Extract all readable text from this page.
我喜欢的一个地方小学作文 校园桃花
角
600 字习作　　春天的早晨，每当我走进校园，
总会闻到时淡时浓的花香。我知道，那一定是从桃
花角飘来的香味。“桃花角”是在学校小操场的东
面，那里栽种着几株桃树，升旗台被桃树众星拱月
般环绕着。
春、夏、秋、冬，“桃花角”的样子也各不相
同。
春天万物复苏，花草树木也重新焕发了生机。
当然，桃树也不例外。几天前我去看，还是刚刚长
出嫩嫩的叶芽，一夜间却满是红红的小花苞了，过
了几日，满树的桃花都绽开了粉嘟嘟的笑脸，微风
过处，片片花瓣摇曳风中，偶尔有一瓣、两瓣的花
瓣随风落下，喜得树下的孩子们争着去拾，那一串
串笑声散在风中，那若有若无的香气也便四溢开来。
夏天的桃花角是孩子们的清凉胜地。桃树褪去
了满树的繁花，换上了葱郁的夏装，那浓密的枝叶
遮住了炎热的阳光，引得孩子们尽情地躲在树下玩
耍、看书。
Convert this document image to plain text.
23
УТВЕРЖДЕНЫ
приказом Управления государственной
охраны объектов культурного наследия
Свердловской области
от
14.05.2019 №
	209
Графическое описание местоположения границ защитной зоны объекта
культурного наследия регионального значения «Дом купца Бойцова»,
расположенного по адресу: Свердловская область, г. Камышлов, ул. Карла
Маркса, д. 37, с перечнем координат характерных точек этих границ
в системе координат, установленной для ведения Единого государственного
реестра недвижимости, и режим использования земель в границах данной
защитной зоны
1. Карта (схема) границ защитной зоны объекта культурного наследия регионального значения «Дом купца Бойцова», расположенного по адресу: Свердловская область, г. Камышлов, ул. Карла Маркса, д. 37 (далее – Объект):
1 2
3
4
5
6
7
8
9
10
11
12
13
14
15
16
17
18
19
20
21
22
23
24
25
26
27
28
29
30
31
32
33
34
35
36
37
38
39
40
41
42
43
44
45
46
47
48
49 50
#####
Problem requirements:
Exactly as shown above, return every record.

Response:
Extract all readable text from this page.
我喜欢的一个地方小学作文 校园桃花
角
600 字习作　　春天的早晨，每当我走进校园，
总会闻到时淡时浓的花香。我知道，那一定是从桃
花角飘来的香味。“桃花角”是在学校小操场的东
面，那里栽种着几株桃树，升旗台被桃树众星拱月
般环绕着。
春、夏、秋、冬，“桃花角”的样子也各不相
同。
春天万物复苏，花草树木也重新焕发了生机。
当然，桃树也不例外。几天前我去看，还是刚刚长
出嫩嫩的叶芽，一夜间却满是红红的小花苞了，过
了几日，满树的桃花都绽开了粉嘟嘟的笑脸，微风
过处，片片花瓣摇曳风中，偶尔有一瓣、两瓣的花
瓣随风落下，喜得树下的孩子们争着去拾，那一串
串笑声散在风中，那若有若无的香气也便四溢开来。
夏天的桃花角是孩子们的清凉胜地。桃树褪去
了满树的繁花，换上了葱郁的夏装，那浓密的枝叶
遮住了炎热的阳光，引得孩子们尽情地躲在树下玩
耍、看书。
Convert this document image to plain text.
23
УТВЕРЖДЕНЫ
приказом Управления государственной
охраны объектов культурного наследия
Свердловской области
от
14.05.2019 №
	209
Графическое описание местоположения границ защитной зоны объекта
культурного наследия регионального значения «Дом купца Бойцова»,
расположенного по адресу: Свердловская область, г. Камышлов, ул. Карла
Маркса, д. 37, с перечнем координат характерных точек этих границ
в системе координат, установленной для ведения Единого государственного
реестра недвижимости, и режим использования земель в границах данной
защитной зоны
1. Карта (схема) границ защитной зоны объекта культурного наследия регионального значения «Дом купца Бойцова», расположенного по адресу: Свердловская область, г. Камышлов, ул. Карла Маркса, д. 37 (далее – Объект):
1 2
3
4
5
6
7
8
9
10
11
12
13
14
15
16
17
18
19
20
21
22
23
24
25
26
27
28
29
30
31
32
33
34
35
36
37
38
39
40
41
42
43
44
45
46
47
48
49 50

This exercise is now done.